■ Data excerpts:

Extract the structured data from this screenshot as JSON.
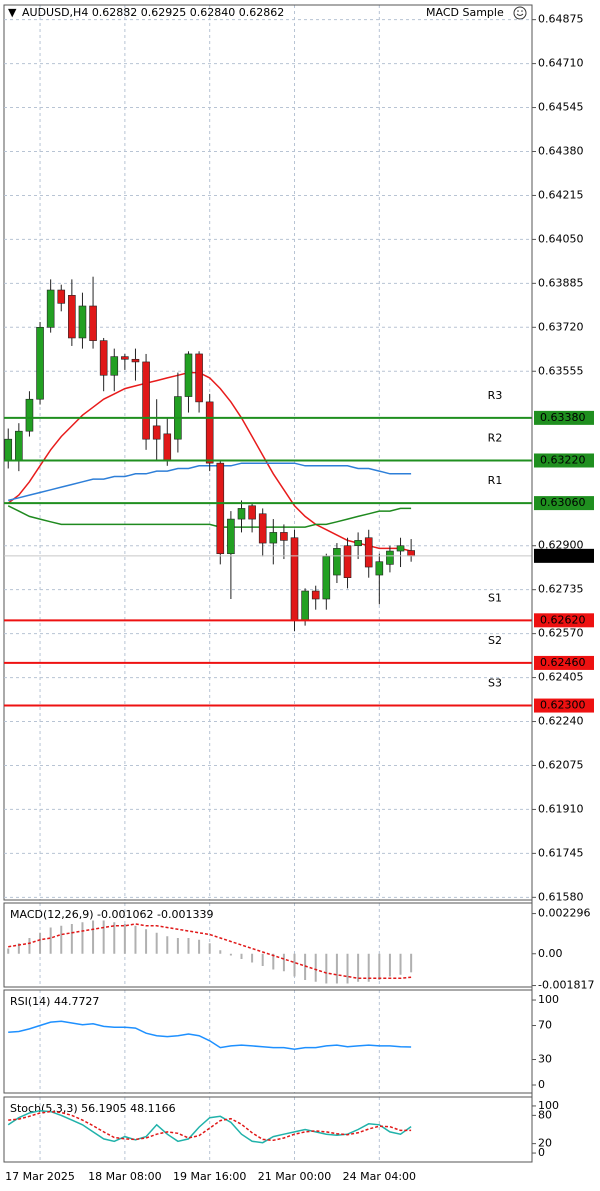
{
  "chart_data": [
    {
      "type": "candlestick",
      "title": "AUDUSD,H4  0.62882 0.62925 0.62840 0.62862",
      "subtitle": "MACD Sample",
      "xlim": [
        -0.4,
        49.4
      ],
      "xticks": [
        {
          "value": 3,
          "label": "17 Mar 2025"
        },
        {
          "value": 11,
          "label": "18 Mar 08:00"
        },
        {
          "value": 19,
          "label": "19 Mar 16:00"
        },
        {
          "value": 27,
          "label": "21 Mar 00:00"
        },
        {
          "value": 35,
          "label": "24 Mar 04:00"
        }
      ],
      "ylim": [
        0.6157,
        0.6493
      ],
      "yticks": [
        0.64875,
        {
          "value": 0.6471,
          "label": "0.64710"
        },
        0.64545,
        {
          "value": 0.6438,
          "label": "0.64380"
        },
        0.64215,
        {
          "value": 0.6405,
          "label": "0.64050"
        },
        0.63885,
        {
          "value": 0.6372,
          "label": "0.63720"
        },
        0.63555,
        {
          "value": 0.629,
          "label": "0.62900"
        },
        0.62735,
        {
          "value": 0.6257,
          "label": "0.62570"
        },
        0.62405,
        {
          "value": 0.6224,
          "label": "0.62240"
        },
        0.62075,
        {
          "value": 0.6191,
          "label": "0.61910"
        },
        0.61745,
        {
          "value": 0.6158,
          "label": "0.61580"
        }
      ],
      "grid": true,
      "up_color": "#22a022",
      "down_color": "#e01818",
      "open": [
        0.6322,
        0.6322,
        0.6333,
        0.6345,
        0.6372,
        0.6386,
        0.6384,
        0.6368,
        0.638,
        0.6367,
        0.6354,
        0.6361,
        0.636,
        0.6359,
        0.6335,
        0.6332,
        0.633,
        0.6346,
        0.6362,
        0.6344,
        0.6321,
        0.6287,
        0.63,
        0.6305,
        0.6302,
        0.6291,
        0.6295,
        0.6293,
        0.6262,
        0.6273,
        0.627,
        0.6279,
        0.629,
        0.629,
        0.6293,
        0.6279,
        0.6283,
        0.6288,
        0.62882
      ],
      "high": [
        0.6334,
        0.6336,
        0.6348,
        0.6374,
        0.639,
        0.6388,
        0.639,
        0.6385,
        0.6391,
        0.6368,
        0.6364,
        0.6362,
        0.6364,
        0.6362,
        0.6345,
        0.6338,
        0.6355,
        0.6363,
        0.6363,
        0.6347,
        0.6322,
        0.6303,
        0.6307,
        0.6306,
        0.6304,
        0.63,
        0.6298,
        0.6296,
        0.6274,
        0.6275,
        0.6287,
        0.6291,
        0.6293,
        0.6295,
        0.6296,
        0.6287,
        0.629,
        0.6293,
        0.62925
      ],
      "low": [
        0.6319,
        0.6318,
        0.6331,
        0.6343,
        0.637,
        0.6378,
        0.6365,
        0.6364,
        0.6364,
        0.6348,
        0.6348,
        0.6356,
        0.6352,
        0.6326,
        0.6322,
        0.632,
        0.6325,
        0.634,
        0.634,
        0.6318,
        0.6283,
        0.627,
        0.6295,
        0.6295,
        0.6286,
        0.6283,
        0.6285,
        0.6258,
        0.626,
        0.6266,
        0.6266,
        0.6276,
        0.6274,
        0.6285,
        0.6278,
        0.6268,
        0.628,
        0.6282,
        0.6284
      ],
      "close": [
        0.633,
        0.6333,
        0.6345,
        0.6372,
        0.6386,
        0.6381,
        0.6368,
        0.638,
        0.6367,
        0.6354,
        0.6361,
        0.636,
        0.6359,
        0.633,
        0.633,
        0.6322,
        0.6346,
        0.6362,
        0.6344,
        0.6321,
        0.6287,
        0.63,
        0.6304,
        0.63,
        0.6291,
        0.6295,
        0.6292,
        0.6262,
        0.6273,
        0.627,
        0.6286,
        0.6289,
        0.6278,
        0.6292,
        0.6282,
        0.6284,
        0.6288,
        0.629,
        0.62862
      ],
      "lines": [
        {
          "color": "#e81c1c",
          "values": [
            0.6306,
            0.6309,
            0.6314,
            0.632,
            0.6326,
            0.6331,
            0.6335,
            0.6339,
            0.6342,
            0.6345,
            0.6347,
            0.6349,
            0.635,
            0.6351,
            0.6352,
            0.6353,
            0.6354,
            0.6355,
            0.6355,
            0.6353,
            0.6349,
            0.6344,
            0.6338,
            0.6331,
            0.6324,
            0.6317,
            0.6311,
            0.6305,
            0.6301,
            0.6298,
            0.6296,
            0.6294,
            0.6292,
            0.6291,
            0.629,
            0.6289,
            0.6289,
            0.6289,
            0.6288
          ]
        },
        {
          "color": "#2e7fd8",
          "values": [
            0.6307,
            0.6308,
            0.6309,
            0.631,
            0.6311,
            0.6312,
            0.6313,
            0.6314,
            0.6315,
            0.6315,
            0.6316,
            0.6316,
            0.6317,
            0.6317,
            0.6318,
            0.6318,
            0.6319,
            0.6319,
            0.632,
            0.632,
            0.632,
            0.632,
            0.6321,
            0.6321,
            0.6321,
            0.6321,
            0.6321,
            0.6321,
            0.632,
            0.632,
            0.632,
            0.632,
            0.632,
            0.6319,
            0.6319,
            0.6318,
            0.6317,
            0.6317,
            0.6317
          ]
        },
        {
          "color": "#1f8a1f",
          "values": [
            0.6305,
            0.6303,
            0.6301,
            0.63,
            0.6299,
            0.6298,
            0.6298,
            0.6298,
            0.6298,
            0.6298,
            0.6298,
            0.6298,
            0.6298,
            0.6298,
            0.6298,
            0.6298,
            0.6298,
            0.6298,
            0.6298,
            0.6298,
            0.6297,
            0.6297,
            0.6297,
            0.6297,
            0.6297,
            0.6297,
            0.6297,
            0.6297,
            0.6297,
            0.6298,
            0.6298,
            0.6299,
            0.63,
            0.6301,
            0.6302,
            0.6303,
            0.6303,
            0.6304,
            0.6304
          ]
        }
      ],
      "levels": [
        {
          "name": "R3",
          "value": 0.6338,
          "value_label": "0.63380",
          "color": "#1f8f1f"
        },
        {
          "name": "R2",
          "value": 0.6322,
          "value_label": "0.63220",
          "color": "#1f8f1f"
        },
        {
          "name": "R1",
          "value": 0.6306,
          "value_label": "0.63060",
          "color": "#1f8f1f"
        },
        {
          "name": "S1",
          "value": 0.6262,
          "value_label": "0.62620",
          "color": "#ee1111"
        },
        {
          "name": "S2",
          "value": 0.6246,
          "value_label": "0.62460",
          "color": "#ee1111"
        },
        {
          "name": "S3",
          "value": 0.623,
          "value_label": "0.62300",
          "color": "#ee1111"
        }
      ]
    },
    {
      "type": "macd",
      "title": "MACD(12,26,9) -0.001062 -0.001339",
      "ylim": [
        -0.0019,
        0.0029
      ],
      "yticks": [
        0.002296,
        {
          "value": 0,
          "label": "0.00"
        },
        -0.001817
      ],
      "color": "#b0b0b0",
      "signal_color": "#e01818",
      "values": [
        0.0003,
        0.0006,
        0.0009,
        0.0012,
        0.0015,
        0.0016,
        0.0017,
        0.0018,
        0.0019,
        0.0019,
        0.0018,
        0.0017,
        0.0016,
        0.0014,
        0.0012,
        0.001,
        0.0009,
        0.0009,
        0.0008,
        0.0006,
        0.0002,
        -0.0001,
        -0.0003,
        -0.0005,
        -0.0007,
        -0.0009,
        -0.001,
        -0.0013,
        -0.0015,
        -0.0016,
        -0.0017,
        -0.0017,
        -0.0017,
        -0.0016,
        -0.0016,
        -0.0015,
        -0.0013,
        -0.0012,
        -0.001062
      ],
      "signal": [
        0.0004,
        0.0005,
        0.0006,
        0.0008,
        0.0009,
        0.0011,
        0.0012,
        0.0013,
        0.0014,
        0.0015,
        0.0016,
        0.0016,
        0.0017,
        0.0016,
        0.0016,
        0.0015,
        0.0014,
        0.0013,
        0.0012,
        0.0011,
        0.0009,
        0.0007,
        0.0005,
        0.0003,
        0.0001,
        -0.0001,
        -0.0003,
        -0.0005,
        -0.0007,
        -0.0009,
        -0.0011,
        -0.0012,
        -0.0013,
        -0.0014,
        -0.0014,
        -0.0014,
        -0.0014,
        -0.0014,
        -0.001339
      ]
    },
    {
      "type": "line",
      "title": "RSI(14) 44.7727",
      "ylim": [
        -9.4,
        111.8
      ],
      "yticks": [
        100,
        70,
        30,
        0
      ],
      "series": [
        {
          "color": "#1e90ff",
          "values": [
            62,
            63,
            66,
            70,
            74,
            75,
            73,
            71,
            72,
            69,
            68,
            68,
            67,
            61,
            58,
            57,
            58,
            60,
            58,
            52,
            44,
            46,
            47,
            46,
            45,
            44,
            44,
            42,
            44,
            44,
            46,
            47,
            45,
            46,
            47,
            46,
            46,
            45,
            44.7727
          ]
        }
      ]
    },
    {
      "type": "line",
      "title": "Stoch(5,3,3) 56.1905 48.1166",
      "ylim": [
        -19,
        119
      ],
      "yticks": [
        100,
        80,
        20,
        0
      ],
      "series": [
        {
          "color": "#20b2aa",
          "values": [
            60,
            75,
            85,
            90,
            88,
            80,
            70,
            60,
            45,
            30,
            25,
            35,
            28,
            35,
            60,
            40,
            25,
            30,
            55,
            75,
            78,
            65,
            40,
            25,
            22,
            35,
            40,
            45,
            50,
            45,
            40,
            38,
            40,
            50,
            62,
            60,
            45,
            40,
            56.1905
          ]
        },
        {
          "color": "#e01818",
          "dash": true,
          "values": [
            70,
            72,
            78,
            85,
            88,
            86,
            80,
            70,
            58,
            45,
            33,
            30,
            29,
            32,
            40,
            45,
            42,
            32,
            37,
            53,
            69,
            73,
            61,
            43,
            29,
            27,
            32,
            40,
            45,
            47,
            45,
            41,
            39,
            43,
            51,
            57,
            56,
            48,
            48.1166
          ]
        }
      ]
    }
  ]
}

■ Written instruction:
Search the entries for the word "name" and pick out every line that holds it.

■ Response to the exercise:
          "name": "R3",
          "name": "R2",
          "name": "R1",
          "name": "S1",
          "name": "S2",
          "name": "S3",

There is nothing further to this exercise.